#### RECORD LIST

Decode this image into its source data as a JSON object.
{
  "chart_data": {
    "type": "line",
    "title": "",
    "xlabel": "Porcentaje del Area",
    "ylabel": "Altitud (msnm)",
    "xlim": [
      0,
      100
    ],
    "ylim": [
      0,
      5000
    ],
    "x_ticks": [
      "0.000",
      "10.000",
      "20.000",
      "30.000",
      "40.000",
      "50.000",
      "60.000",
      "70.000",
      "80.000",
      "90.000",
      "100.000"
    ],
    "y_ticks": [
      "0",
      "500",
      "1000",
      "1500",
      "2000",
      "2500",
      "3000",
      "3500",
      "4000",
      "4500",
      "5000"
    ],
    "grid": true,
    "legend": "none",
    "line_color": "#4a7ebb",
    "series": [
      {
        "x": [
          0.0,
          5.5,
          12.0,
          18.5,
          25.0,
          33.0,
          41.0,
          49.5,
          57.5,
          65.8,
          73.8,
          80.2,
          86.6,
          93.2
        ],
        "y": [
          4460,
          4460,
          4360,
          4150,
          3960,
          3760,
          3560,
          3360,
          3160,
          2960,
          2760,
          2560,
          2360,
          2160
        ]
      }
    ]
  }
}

########

— WRITTEN REQUEST —
Restate all of the entries above precisely.

— EXERCISE ANSWER —
Decode this image into its source data as a JSON object.
{
  "chart_data": {
    "type": "line",
    "title": "",
    "xlabel": "Porcentaje del Area",
    "ylabel": "Altitud (msnm)",
    "xlim": [
      0,
      100
    ],
    "ylim": [
      0,
      5000
    ],
    "x_ticks": [
      "0.000",
      "10.000",
      "20.000",
      "30.000",
      "40.000",
      "50.000",
      "60.000",
      "70.000",
      "80.000",
      "90.000",
      "100.000"
    ],
    "y_ticks": [
      "0",
      "500",
      "1000",
      "1500",
      "2000",
      "2500",
      "3000",
      "3500",
      "4000",
      "4500",
      "5000"
    ],
    "grid": true,
    "legend": "none",
    "line_color": "#4a7ebb",
    "series": [
      {
        "x": [
          0.0,
          5.5,
          12.0,
          18.5,
          25.0,
          33.0,
          41.0,
          49.5,
          57.5,
          65.8,
          73.8,
          80.2,
          86.6,
          93.2
        ],
        "y": [
          4460,
          4460,
          4360,
          4150,
          3960,
          3760,
          3560,
          3360,
          3160,
          2960,
          2760,
          2560,
          2360,
          2160
        ]
      }
    ]
  }
}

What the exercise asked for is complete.